Collection entries:
— Start —
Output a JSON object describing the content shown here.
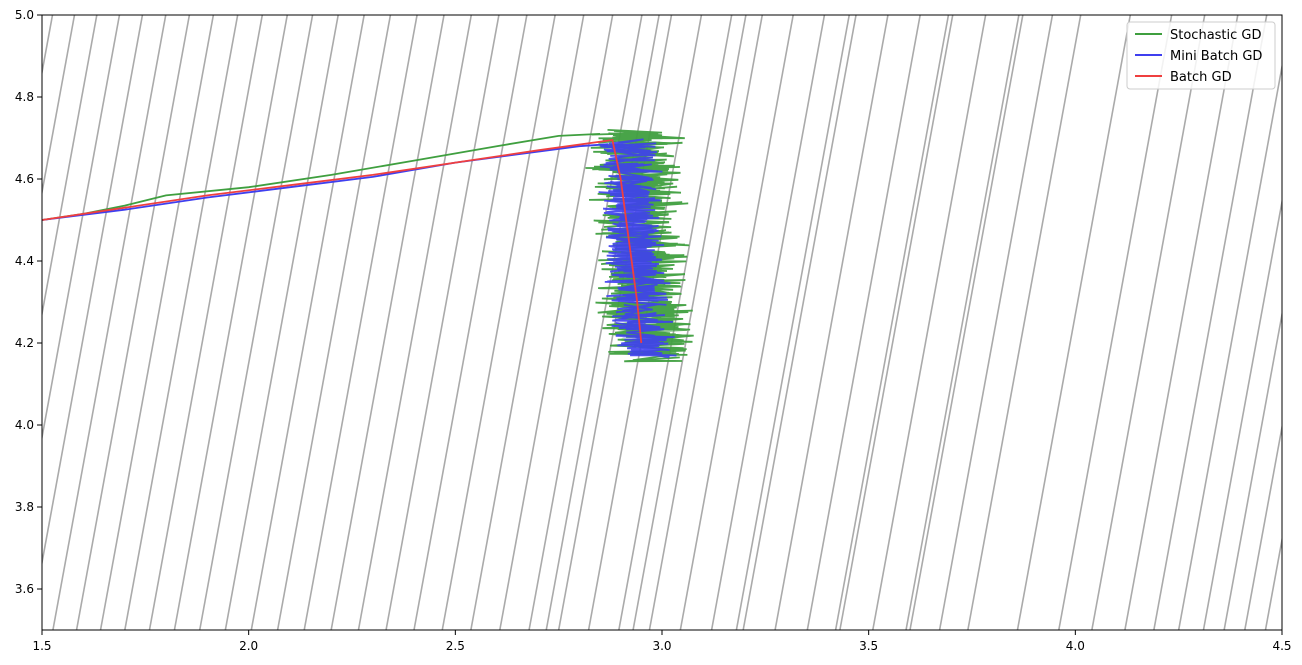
{
  "chart_data": {
    "type": "line",
    "title": "",
    "xlabel": "",
    "ylabel": "",
    "xlim": [
      1.5,
      4.5
    ],
    "ylim": [
      3.5,
      5.0
    ],
    "xticks": [
      "1.5",
      "2.0",
      "2.5",
      "3.0",
      "3.5",
      "4.0",
      "4.5"
    ],
    "yticks": [
      "3.6",
      "3.8",
      "4.0",
      "4.2",
      "4.4",
      "4.6",
      "4.8",
      "5.0"
    ],
    "legend_position": "top-right",
    "background_contours": {
      "color": "#aaaaaa",
      "description": "loss surface contour lines"
    },
    "series": [
      {
        "name": "Stochastic GD",
        "color": "#3f9f3f",
        "path": [
          [
            1.5,
            4.5
          ],
          [
            1.6,
            4.515
          ],
          [
            1.7,
            4.535
          ],
          [
            1.8,
            4.56
          ],
          [
            2.0,
            4.58
          ],
          [
            2.2,
            4.61
          ],
          [
            2.4,
            4.645
          ],
          [
            2.6,
            4.68
          ],
          [
            2.75,
            4.705
          ],
          [
            2.85,
            4.71
          ]
        ],
        "cloud_x": [
          2.82,
          3.08
        ],
        "cloud_y": [
          4.16,
          4.72
        ]
      },
      {
        "name": "Mini Batch GD",
        "color": "#3f3fef",
        "path": [
          [
            1.5,
            4.5
          ],
          [
            1.7,
            4.525
          ],
          [
            1.9,
            4.555
          ],
          [
            2.1,
            4.58
          ],
          [
            2.3,
            4.605
          ],
          [
            2.5,
            4.64
          ],
          [
            2.65,
            4.66
          ],
          [
            2.8,
            4.68
          ],
          [
            2.87,
            4.685
          ]
        ],
        "cloud_x": [
          2.85,
          3.02
        ],
        "cloud_y": [
          4.17,
          4.69
        ]
      },
      {
        "name": "Batch GD",
        "color": "#ef3f3f",
        "path": [
          [
            1.5,
            4.5
          ],
          [
            1.7,
            4.53
          ],
          [
            1.9,
            4.56
          ],
          [
            2.1,
            4.585
          ],
          [
            2.3,
            4.61
          ],
          [
            2.5,
            4.64
          ],
          [
            2.7,
            4.67
          ],
          [
            2.88,
            4.695
          ],
          [
            2.9,
            4.6
          ],
          [
            2.92,
            4.45
          ],
          [
            2.94,
            4.3
          ],
          [
            2.95,
            4.2
          ]
        ]
      }
    ]
  }
}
— End —
**EXERCISE DIRECTIONS**
Reproduce every entry exactly, but omit each picture.

**RESPONSE TO THE EXERCISE**
Output a JSON object describing the content shown here.
{
  "chart_data": {
    "type": "line",
    "title": "",
    "xlabel": "",
    "ylabel": "",
    "xlim": [
      1.5,
      4.5
    ],
    "ylim": [
      3.5,
      5.0
    ],
    "xticks": [
      "1.5",
      "2.0",
      "2.5",
      "3.0",
      "3.5",
      "4.0",
      "4.5"
    ],
    "yticks": [
      "3.6",
      "3.8",
      "4.0",
      "4.2",
      "4.4",
      "4.6",
      "4.8",
      "5.0"
    ],
    "legend_position": "top-right",
    "background_contours": {
      "color": "#aaaaaa",
      "description": "loss surface contour lines"
    },
    "series": [
      {
        "name": "Stochastic GD",
        "color": "#3f9f3f",
        "path": [
          [
            1.5,
            4.5
          ],
          [
            1.6,
            4.515
          ],
          [
            1.7,
            4.535
          ],
          [
            1.8,
            4.56
          ],
          [
            2.0,
            4.58
          ],
          [
            2.2,
            4.61
          ],
          [
            2.4,
            4.645
          ],
          [
            2.6,
            4.68
          ],
          [
            2.75,
            4.705
          ],
          [
            2.85,
            4.71
          ]
        ],
        "cloud_x": [
          2.82,
          3.08
        ],
        "cloud_y": [
          4.16,
          4.72
        ]
      },
      {
        "name": "Mini Batch GD",
        "color": "#3f3fef",
        "path": [
          [
            1.5,
            4.5
          ],
          [
            1.7,
            4.525
          ],
          [
            1.9,
            4.555
          ],
          [
            2.1,
            4.58
          ],
          [
            2.3,
            4.605
          ],
          [
            2.5,
            4.64
          ],
          [
            2.65,
            4.66
          ],
          [
            2.8,
            4.68
          ],
          [
            2.87,
            4.685
          ]
        ],
        "cloud_x": [
          2.85,
          3.02
        ],
        "cloud_y": [
          4.17,
          4.69
        ]
      },
      {
        "name": "Batch GD",
        "color": "#ef3f3f",
        "path": [
          [
            1.5,
            4.5
          ],
          [
            1.7,
            4.53
          ],
          [
            1.9,
            4.56
          ],
          [
            2.1,
            4.585
          ],
          [
            2.3,
            4.61
          ],
          [
            2.5,
            4.64
          ],
          [
            2.7,
            4.67
          ],
          [
            2.88,
            4.695
          ],
          [
            2.9,
            4.6
          ],
          [
            2.92,
            4.45
          ],
          [
            2.94,
            4.3
          ],
          [
            2.95,
            4.2
          ]
        ]
      }
    ]
  }
}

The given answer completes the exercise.